start DATA EXCERPTS
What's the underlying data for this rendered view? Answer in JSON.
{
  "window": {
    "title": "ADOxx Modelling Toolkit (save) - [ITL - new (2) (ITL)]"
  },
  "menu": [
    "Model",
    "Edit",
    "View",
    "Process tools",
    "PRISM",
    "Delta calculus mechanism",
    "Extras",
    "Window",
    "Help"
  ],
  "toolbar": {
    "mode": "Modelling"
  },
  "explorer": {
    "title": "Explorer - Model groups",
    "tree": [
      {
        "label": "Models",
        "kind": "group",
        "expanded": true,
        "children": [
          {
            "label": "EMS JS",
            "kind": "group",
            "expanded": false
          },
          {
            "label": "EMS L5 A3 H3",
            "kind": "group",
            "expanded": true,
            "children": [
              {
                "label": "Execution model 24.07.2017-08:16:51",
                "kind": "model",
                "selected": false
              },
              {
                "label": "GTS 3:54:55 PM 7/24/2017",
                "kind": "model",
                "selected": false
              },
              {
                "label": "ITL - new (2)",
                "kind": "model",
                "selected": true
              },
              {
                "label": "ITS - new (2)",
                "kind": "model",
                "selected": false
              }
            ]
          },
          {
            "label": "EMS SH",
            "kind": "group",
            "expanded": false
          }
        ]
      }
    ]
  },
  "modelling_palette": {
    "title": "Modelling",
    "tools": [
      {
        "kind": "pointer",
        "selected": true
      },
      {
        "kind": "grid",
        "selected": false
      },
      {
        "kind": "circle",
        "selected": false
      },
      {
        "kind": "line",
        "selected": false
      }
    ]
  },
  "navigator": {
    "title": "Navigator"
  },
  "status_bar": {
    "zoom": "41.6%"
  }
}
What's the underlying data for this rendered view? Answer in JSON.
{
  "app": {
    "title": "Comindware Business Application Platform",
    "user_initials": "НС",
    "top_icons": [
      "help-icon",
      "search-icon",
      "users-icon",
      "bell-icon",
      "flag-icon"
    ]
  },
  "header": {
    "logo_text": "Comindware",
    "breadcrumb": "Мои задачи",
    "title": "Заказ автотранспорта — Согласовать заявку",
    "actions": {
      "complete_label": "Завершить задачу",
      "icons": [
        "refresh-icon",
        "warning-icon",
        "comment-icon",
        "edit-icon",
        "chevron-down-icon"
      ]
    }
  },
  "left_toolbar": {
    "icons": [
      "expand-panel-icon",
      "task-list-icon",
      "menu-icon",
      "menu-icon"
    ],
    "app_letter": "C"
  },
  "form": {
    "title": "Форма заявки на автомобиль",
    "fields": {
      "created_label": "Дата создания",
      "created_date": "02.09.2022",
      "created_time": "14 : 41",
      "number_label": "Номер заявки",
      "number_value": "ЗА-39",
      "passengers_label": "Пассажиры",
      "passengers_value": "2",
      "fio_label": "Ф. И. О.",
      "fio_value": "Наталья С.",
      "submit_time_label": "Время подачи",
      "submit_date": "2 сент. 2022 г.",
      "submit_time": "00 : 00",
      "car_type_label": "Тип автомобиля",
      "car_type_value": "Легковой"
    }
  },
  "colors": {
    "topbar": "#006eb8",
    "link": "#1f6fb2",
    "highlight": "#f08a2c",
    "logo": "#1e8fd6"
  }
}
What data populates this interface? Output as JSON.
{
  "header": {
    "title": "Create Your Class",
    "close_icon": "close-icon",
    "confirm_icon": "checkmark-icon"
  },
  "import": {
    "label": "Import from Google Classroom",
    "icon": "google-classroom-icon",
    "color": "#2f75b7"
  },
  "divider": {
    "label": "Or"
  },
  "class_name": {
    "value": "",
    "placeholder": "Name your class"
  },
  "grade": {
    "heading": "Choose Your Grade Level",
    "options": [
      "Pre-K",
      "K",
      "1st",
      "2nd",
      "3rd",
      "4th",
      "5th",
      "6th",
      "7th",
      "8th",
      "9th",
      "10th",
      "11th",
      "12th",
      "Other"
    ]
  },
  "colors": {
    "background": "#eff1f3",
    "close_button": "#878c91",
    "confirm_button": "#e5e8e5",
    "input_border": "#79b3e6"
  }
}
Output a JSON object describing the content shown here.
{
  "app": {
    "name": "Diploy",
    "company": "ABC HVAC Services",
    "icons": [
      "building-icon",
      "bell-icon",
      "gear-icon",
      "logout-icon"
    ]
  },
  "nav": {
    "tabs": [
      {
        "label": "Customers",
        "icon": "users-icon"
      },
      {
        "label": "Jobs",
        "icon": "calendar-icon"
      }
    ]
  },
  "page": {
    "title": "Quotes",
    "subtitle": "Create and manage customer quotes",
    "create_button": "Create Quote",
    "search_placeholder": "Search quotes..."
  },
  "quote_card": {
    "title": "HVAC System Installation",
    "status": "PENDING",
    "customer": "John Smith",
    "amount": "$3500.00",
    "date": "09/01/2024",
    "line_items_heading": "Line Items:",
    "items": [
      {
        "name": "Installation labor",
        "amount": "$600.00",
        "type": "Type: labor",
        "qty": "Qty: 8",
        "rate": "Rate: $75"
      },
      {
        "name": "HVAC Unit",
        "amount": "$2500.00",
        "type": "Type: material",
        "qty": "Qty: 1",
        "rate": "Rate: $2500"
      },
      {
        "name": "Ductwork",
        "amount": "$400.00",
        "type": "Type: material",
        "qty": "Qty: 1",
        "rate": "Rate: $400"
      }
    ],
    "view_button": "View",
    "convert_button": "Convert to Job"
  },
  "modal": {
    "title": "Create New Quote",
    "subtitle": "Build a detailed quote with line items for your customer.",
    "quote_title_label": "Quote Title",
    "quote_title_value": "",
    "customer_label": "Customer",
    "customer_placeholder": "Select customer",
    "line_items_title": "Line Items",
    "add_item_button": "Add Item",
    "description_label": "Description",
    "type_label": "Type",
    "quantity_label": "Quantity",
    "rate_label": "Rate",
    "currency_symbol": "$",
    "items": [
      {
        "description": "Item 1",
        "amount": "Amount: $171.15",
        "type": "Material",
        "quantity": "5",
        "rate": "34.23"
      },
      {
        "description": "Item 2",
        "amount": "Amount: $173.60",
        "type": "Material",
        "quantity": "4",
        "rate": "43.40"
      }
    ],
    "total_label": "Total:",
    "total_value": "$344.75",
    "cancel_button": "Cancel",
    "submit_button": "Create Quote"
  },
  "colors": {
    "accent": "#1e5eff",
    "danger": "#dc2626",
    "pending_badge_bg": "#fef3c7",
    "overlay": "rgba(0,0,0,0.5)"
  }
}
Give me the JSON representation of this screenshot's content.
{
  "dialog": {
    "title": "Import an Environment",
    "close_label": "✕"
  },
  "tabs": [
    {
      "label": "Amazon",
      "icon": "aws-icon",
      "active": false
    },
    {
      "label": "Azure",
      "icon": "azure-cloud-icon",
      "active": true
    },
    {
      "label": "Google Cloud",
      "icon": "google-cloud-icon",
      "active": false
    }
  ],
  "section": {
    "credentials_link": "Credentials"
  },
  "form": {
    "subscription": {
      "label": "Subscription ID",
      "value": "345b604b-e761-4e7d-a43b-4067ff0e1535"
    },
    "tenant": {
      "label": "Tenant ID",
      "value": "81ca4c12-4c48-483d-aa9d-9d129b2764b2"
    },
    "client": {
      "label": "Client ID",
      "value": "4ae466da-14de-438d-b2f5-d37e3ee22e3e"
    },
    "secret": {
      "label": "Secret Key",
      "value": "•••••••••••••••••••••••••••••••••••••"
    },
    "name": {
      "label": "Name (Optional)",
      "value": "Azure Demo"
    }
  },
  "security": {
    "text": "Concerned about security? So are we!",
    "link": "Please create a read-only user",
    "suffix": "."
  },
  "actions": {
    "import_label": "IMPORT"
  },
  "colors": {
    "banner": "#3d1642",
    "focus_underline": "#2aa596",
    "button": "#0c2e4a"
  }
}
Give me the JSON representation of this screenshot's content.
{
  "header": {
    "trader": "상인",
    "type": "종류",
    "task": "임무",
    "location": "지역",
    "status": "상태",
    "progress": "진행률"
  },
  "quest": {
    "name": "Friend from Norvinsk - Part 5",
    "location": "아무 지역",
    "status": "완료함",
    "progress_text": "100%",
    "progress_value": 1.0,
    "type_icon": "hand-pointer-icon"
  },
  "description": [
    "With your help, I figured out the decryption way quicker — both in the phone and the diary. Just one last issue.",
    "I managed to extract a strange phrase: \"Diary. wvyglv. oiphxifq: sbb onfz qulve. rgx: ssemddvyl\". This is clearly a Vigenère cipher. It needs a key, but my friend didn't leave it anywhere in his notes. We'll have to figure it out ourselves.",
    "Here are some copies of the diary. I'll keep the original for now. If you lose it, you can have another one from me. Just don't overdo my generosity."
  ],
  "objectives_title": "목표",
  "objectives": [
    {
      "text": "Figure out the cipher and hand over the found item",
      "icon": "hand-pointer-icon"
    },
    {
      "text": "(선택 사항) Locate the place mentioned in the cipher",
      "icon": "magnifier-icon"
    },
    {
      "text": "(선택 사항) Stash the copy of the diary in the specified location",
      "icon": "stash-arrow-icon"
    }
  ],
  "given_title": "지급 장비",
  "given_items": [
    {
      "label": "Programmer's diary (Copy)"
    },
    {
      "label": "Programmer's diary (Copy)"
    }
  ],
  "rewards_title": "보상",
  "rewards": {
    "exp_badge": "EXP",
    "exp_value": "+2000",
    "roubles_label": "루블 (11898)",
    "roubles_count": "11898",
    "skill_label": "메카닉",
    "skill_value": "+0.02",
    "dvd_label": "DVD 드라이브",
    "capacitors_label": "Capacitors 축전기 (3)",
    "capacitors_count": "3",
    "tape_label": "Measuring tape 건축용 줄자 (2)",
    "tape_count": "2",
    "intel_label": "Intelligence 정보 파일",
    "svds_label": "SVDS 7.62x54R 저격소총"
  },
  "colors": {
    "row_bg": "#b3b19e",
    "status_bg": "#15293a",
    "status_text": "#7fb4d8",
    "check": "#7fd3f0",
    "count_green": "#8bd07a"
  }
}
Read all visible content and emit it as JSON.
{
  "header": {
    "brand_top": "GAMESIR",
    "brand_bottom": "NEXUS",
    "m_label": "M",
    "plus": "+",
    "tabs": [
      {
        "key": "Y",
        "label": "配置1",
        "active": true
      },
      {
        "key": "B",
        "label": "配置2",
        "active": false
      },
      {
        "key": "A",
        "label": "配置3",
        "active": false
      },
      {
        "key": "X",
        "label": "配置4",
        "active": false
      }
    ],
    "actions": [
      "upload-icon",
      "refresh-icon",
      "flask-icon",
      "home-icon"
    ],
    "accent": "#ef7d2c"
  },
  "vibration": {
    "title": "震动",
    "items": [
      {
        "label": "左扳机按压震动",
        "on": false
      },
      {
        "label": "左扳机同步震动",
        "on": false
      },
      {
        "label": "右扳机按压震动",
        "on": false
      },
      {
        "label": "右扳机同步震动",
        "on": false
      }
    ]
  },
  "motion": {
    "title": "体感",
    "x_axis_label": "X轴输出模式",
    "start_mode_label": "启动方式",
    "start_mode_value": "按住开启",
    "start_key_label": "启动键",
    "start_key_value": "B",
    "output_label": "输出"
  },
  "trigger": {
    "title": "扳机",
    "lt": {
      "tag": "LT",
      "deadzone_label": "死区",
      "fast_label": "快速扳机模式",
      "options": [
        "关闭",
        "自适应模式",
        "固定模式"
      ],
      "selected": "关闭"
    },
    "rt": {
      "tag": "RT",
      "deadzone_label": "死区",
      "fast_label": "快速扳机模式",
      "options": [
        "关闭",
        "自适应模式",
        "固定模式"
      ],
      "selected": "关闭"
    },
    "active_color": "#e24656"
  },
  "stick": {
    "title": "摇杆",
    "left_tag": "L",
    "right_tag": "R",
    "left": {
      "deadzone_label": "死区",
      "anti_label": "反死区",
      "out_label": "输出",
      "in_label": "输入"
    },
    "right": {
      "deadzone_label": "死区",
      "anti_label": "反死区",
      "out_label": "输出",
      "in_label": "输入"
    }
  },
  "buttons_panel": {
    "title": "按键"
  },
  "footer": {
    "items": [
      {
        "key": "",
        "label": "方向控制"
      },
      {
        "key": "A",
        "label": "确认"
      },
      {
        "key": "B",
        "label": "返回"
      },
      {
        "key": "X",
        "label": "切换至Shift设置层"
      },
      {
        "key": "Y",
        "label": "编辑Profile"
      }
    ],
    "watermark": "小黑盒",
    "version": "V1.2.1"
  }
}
end DATA EXCERPTS
Among the lines above, how many contain the string "Installation"? State the number alone.

▸ **EXPECTED ANSWER**: 2